In your copy, include every line of the listing below exactly but none of the pictures.

** start of ENTRIES PROVIDED **

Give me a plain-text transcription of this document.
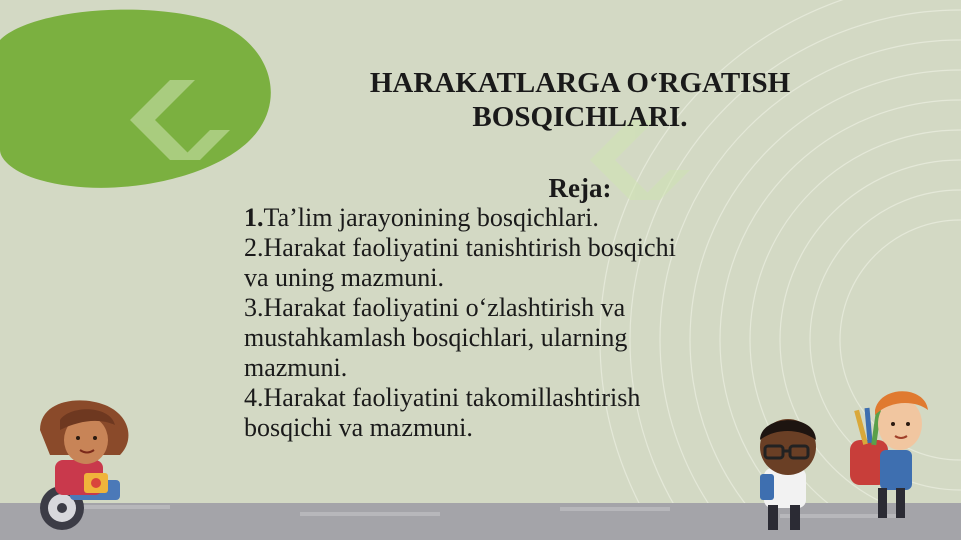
HARAKATLARGA O‘RGATISH
BOSQICHLARI.
Reja:
1.Ta’lim jarayonining bosqichlari.
2.Harakat faoliyatini tanishtirish bosqichi
va uning mazmuni.
3.Harakat faoliyatini o‘zlashtirish va
mustahkamlash bosqichlari, ularning
mazmuni.
4.Harakat faoliyatini takomillashtirish
bosqichi va mazmuni.
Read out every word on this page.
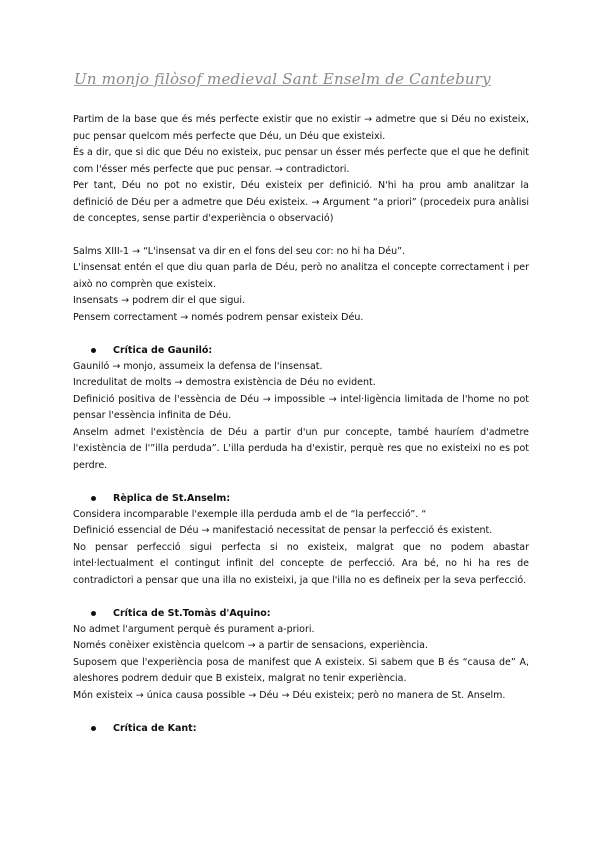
Un monjo filòsof medieval Sant Enselm de Cantebury

Partim de la base que és més perfecte existir que no existir → admetre que si Déu no existeix, puc pensar quelcom més perfecte que Déu, un Déu que existeixi.

És a dir, que si dic que Déu no existeix, puc pensar un ésser més perfecte que el que he definit com l'ésser més perfecte que puc pensar. → contradictori.

Per tant, Déu no pot no existir, Déu existeix per definició. N'hi ha prou amb analitzar la definició de Déu per a admetre que Déu existeix. → Argument “a priori” (procedeix pura anàlisi de conceptes, sense partir d'experiència o observació)

Salms XIII-1 → “L'insensat va dir en el fons del seu cor: no hi ha Déu”.

L'insensat entén el que diu quan parla de Déu, però no analitza el concepte correctament i per això no comprèn que existeix.

Insensats → podrem dir el que sigui.

Pensem correctament → només podrem pensar existeix Déu.

Crítica de Gauniló:

Gauniló → monjo, assumeix la defensa de l'insensat.

Incredulitat de molts → demostra existència de Déu no evident.

Definició positiva de l'essència de Déu → impossible → intel·ligència limitada de l'home no pot pensar l'essència infinita de Déu.

Anselm admet l'existència de Déu a partir d'un pur concepte, també hauríem d'admetre l'existència de l'”illa perduda”. L'illa perduda ha d'existir, perquè res que no existeixi no es pot perdre.

Rèplica de St.Anselm:

Considera incomparable l'exemple illa perduda amb el de “la perfecció”. “

Definició essencial de Déu → manifestació necessitat de pensar la perfecció és existent.

No pensar perfecció sigui perfecta si no existeix, malgrat que no podem abastar intel·lectualment el contingut infinit del concepte de perfecció. Ara bé, no hi ha res de contradictori a pensar que una illa no existeixi, ja que l'illa no es defineix per la seva perfecció.

Crítica de St.Tomàs d'Aquino:

No admet l'argument perquè és purament a-priori.

Només conèixer existència quelcom → a partir de sensacions, experiència.

Suposem que l'experiència posa de manifest que A existeix. Si sabem que B és “causa de” A, aleshores podrem deduir que B existeix, malgrat no tenir experiència.

Món existeix → única causa possible → Déu → Déu existeix; però no manera de St. Anselm.

Crítica de Kant:
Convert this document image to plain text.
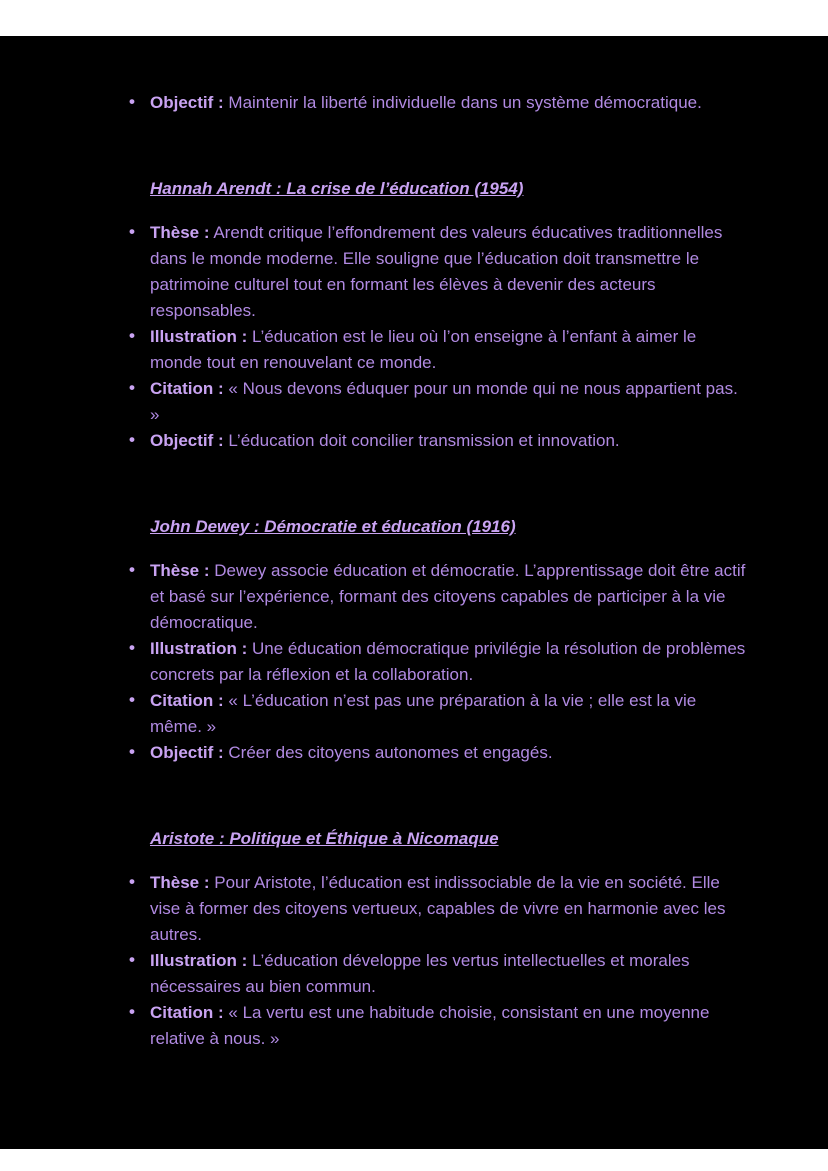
• Objectif : Maintenir la liberté individuelle dans un système démocratique.
Hannah Arendt : La crise de l’éducation (1954)
• Thèse : Arendt critique l’effondrement des valeurs éducatives traditionnelles dans le monde moderne. Elle souligne que l’éducation doit transmettre le patrimoine culturel tout en formant les élèves à devenir des acteurs responsables.
• Illustration : L’éducation est le lieu où l’on enseigne à l’enfant à aimer le monde tout en renouvelant ce monde.
• Citation : « Nous devons éduquer pour un monde qui ne nous appartient pas. »
• Objectif : L’éducation doit concilier transmission et innovation.
John Dewey : Démocratie et éducation (1916)
• Thèse : Dewey associe éducation et démocratie. L’apprentissage doit être actif et basé sur l’expérience, formant des citoyens capables de participer à la vie démocratique.
• Illustration : Une éducation démocratique privilégie la résolution de problèmes concrets par la réflexion et la collaboration.
• Citation : « L’éducation n’est pas une préparation à la vie ; elle est la vie même. »
• Objectif : Créer des citoyens autonomes et engagés.
Aristote : Politique et Éthique à Nicomaque
• Thèse : Pour Aristote, l’éducation est indissociable de la vie en société. Elle vise à former des citoyens vertueux, capables de vivre en harmonie avec les autres.
• Illustration : L’éducation développe les vertus intellectuelles et morales nécessaires au bien commun.
• Citation : « La vertu est une habitude choisie, consistant en une moyenne relative à nous. »
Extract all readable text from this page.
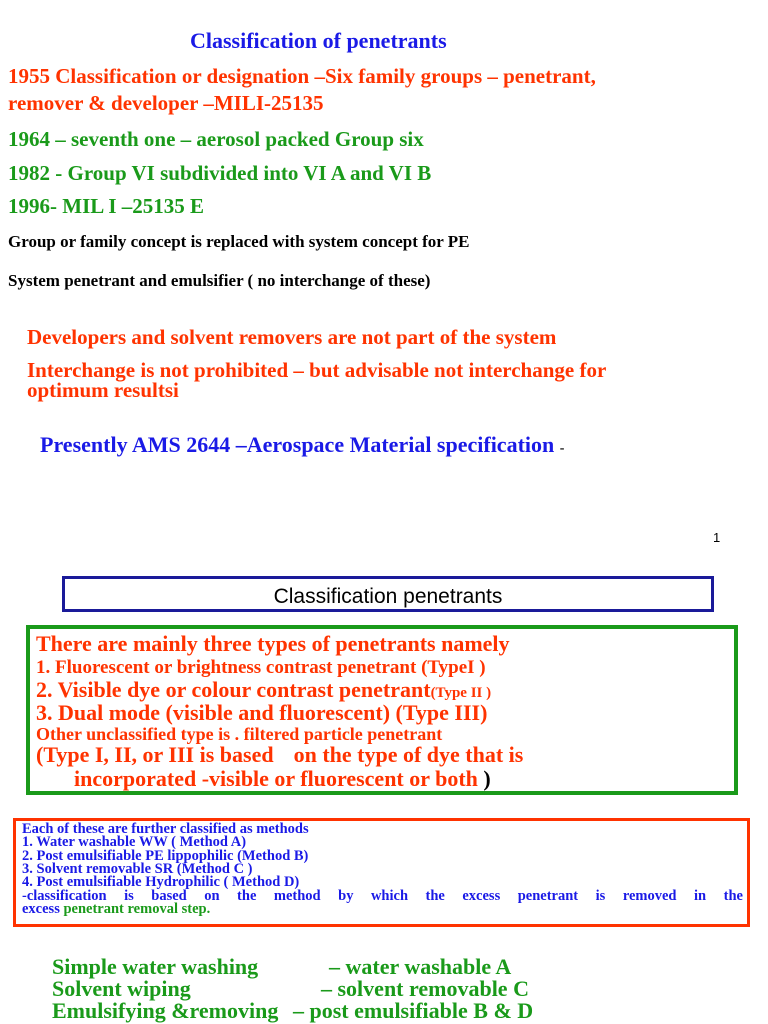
Classification of penetrants
1955 Classification or designation –Six family groups – penetrant,
remover & developer –MILI-25135
1964 – seventh one – aerosol packed Group six
1982 - Group VI subdivided into VI A and VI B
1996- MIL I –25135 E
Group or family concept is replaced with system concept for PE
System penetrant and emulsifier ( no interchange of these)
Developers and solvent removers are not part of the system
Interchange is not prohibited – but advisable not interchange for
optimum resultsi
Presently AMS 2644 –Aerospace Material specification -
1
Classification penetrants
There are mainly three types of penetrants namely
1. Fluorescent or brightness contrast penetrant (TypeI )
2. Visible dye or colour contrast penetrant(Type II )
3. Dual mode (visible and fluorescent) (Type III)
Other unclassified type is . filtered particle penetrant
(Type I, II, or III is based on the type of dye that is
incorporated -visible or fluorescent or both )
Each of these are further classified as methods
1. Water washable WW ( Method A)
2. Post emulsifiable PE lippophilic (Method B)
3. Solvent removable SR (Method C )
4. Post emulsifiable Hydrophilic ( Method D)
-classification is based on the method by which the excess penetrant is removed in the
excess penetrant removal step.
Simple water washing	– water washable A
Solvent wiping	– solvent removable C
Emulsifying &removing – post emulsifiable B & D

** end of ENTRIES PROVIDED **

• **OUTPUT OF THE EXERCISE**:
Give me a plain-text transcription of this document.
HARAKATLARGA O‘RGATISH
BOSQICHLARI.
Reja:
1.Ta’lim jarayonining bosqichlari.
2.Harakat faoliyatini tanishtirish bosqichi
va uning mazmuni.
3.Harakat faoliyatini o‘zlashtirish va
mustahkamlash bosqichlari, ularning
mazmuni.
4.Harakat faoliyatini takomillashtirish
bosqichi va mazmuni.
Read out every word on this page.
Un monjo filòsof medieval Sant Enselm de Cantebury

Partim de la base que és més perfecte existir que no existir → admetre que si Déu no existeix, puc pensar quelcom més perfecte que Déu, un Déu que existeixi.

És a dir, que si dic que Déu no existeix, puc pensar un ésser més perfecte que el que he definit com l'ésser més perfecte que puc pensar. → contradictori.

Per tant, Déu no pot no existir, Déu existeix per definició. N'hi ha prou amb analitzar la definició de Déu per a admetre que Déu existeix. → Argument “a priori” (procedeix pura anàlisi de conceptes, sense partir d'experiència o observació)

Salms XIII-1 → “L'insensat va dir en el fons del seu cor: no hi ha Déu”.

L'insensat entén el que diu quan parla de Déu, però no analitza el concepte correctament i per això no comprèn que existeix.

Insensats → podrem dir el que sigui.

Pensem correctament → només podrem pensar existeix Déu.

Crítica de Gauniló:

Gauniló → monjo, assumeix la defensa de l'insensat.

Incredulitat de molts → demostra existència de Déu no evident.

Definició positiva de l'essència de Déu → impossible → intel·ligència limitada de l'home no pot pensar l'essència infinita de Déu.

Anselm admet l'existència de Déu a partir d'un pur concepte, també hauríem d'admetre l'existència de l'”illa perduda”. L'illa perduda ha d'existir, perquè res que no existeixi no es pot perdre.

Rèplica de St.Anselm:

Considera incomparable l'exemple illa perduda amb el de “la perfecció”. “

Definició essencial de Déu → manifestació necessitat de pensar la perfecció és existent.

No pensar perfecció sigui perfecta si no existeix, malgrat que no podem abastar intel·lectualment el contingut infinit del concepte de perfecció. Ara bé, no hi ha res de contradictori a pensar que una illa no existeixi, ja que l'illa no es defineix per la seva perfecció.

Crítica de St.Tomàs d'Aquino:

No admet l'argument perquè és purament a-priori.

Només conèixer existència quelcom → a partir de sensacions, experiència.

Suposem que l'experiència posa de manifest que A existeix. Si sabem que B és “causa de” A, aleshores podrem deduir que B existeix, malgrat no tenir experiència.

Món existeix → única causa possible → Déu → Déu existeix; però no manera de St. Anselm.

Crítica de Kant:
Convert this document image to plain text.
• Objectif : Maintenir la liberté individuelle dans un système démocratique.
Hannah Arendt : La crise de l’éducation (1954)
• Thèse : Arendt critique l’effondrement des valeurs éducatives traditionnelles dans le monde moderne. Elle souligne que l’éducation doit transmettre le patrimoine culturel tout en formant les élèves à devenir des acteurs responsables.
• Illustration : L’éducation est le lieu où l’on enseigne à l’enfant à aimer le monde tout en renouvelant ce monde.
• Citation : « Nous devons éduquer pour un monde qui ne nous appartient pas. »
• Objectif : L’éducation doit concilier transmission et innovation.
John Dewey : Démocratie et éducation (1916)
• Thèse : Dewey associe éducation et démocratie. L’apprentissage doit être actif et basé sur l’expérience, formant des citoyens capables de participer à la vie démocratique.
• Illustration : Une éducation démocratique privilégie la résolution de problèmes concrets par la réflexion et la collaboration.
• Citation : « L’éducation n’est pas une préparation à la vie ; elle est la vie même. »
• Objectif : Créer des citoyens autonomes et engagés.
Aristote : Politique et Éthique à Nicomaque
• Thèse : Pour Aristote, l’éducation est indissociable de la vie en société. Elle vise à former des citoyens vertueux, capables de vivre en harmonie avec les autres.
• Illustration : L’éducation développe les vertus intellectuelles et morales nécessaires au bien commun.
• Citation : « La vertu est une habitude choisie, consistant en une moyenne relative à nous. »
Extract all readable text from this page.
Classification of penetrants
1955 Classification or designation –Six family groups – penetrant,
remover & developer –MILI-25135
1964 – seventh one – aerosol packed Group six
1982 - Group VI subdivided into VI A and VI B
1996- MIL I –25135 E
Group or family concept is replaced with system concept for PE
System penetrant and emulsifier ( no interchange of these)
Developers and solvent removers are not part of the system
Interchange is not prohibited – but advisable not interchange for
optimum resultsi
Presently AMS 2644 –Aerospace Material specification -
1
Classification penetrants
There are mainly three types of penetrants namely
1. Fluorescent or brightness contrast penetrant (TypeI )
2. Visible dye or colour contrast penetrant(Type II )
3. Dual mode (visible and fluorescent) (Type III)
Other unclassified type is . filtered particle penetrant
(Type I, II, or III is based on the type of dye that is
incorporated -visible or fluorescent or both )
Each of these are further classified as methods
1. Water washable WW ( Method A)
2. Post emulsifiable PE lippophilic (Method B)
3. Solvent removable SR (Method C )
4. Post emulsifiable Hydrophilic ( Method D)
-classification is based on the method by which the excess penetrant is removed in the
excess penetrant removal step.
Simple water washing	– water washable A
Solvent wiping	– solvent removable C
Emulsifying &removing – post emulsifiable B & D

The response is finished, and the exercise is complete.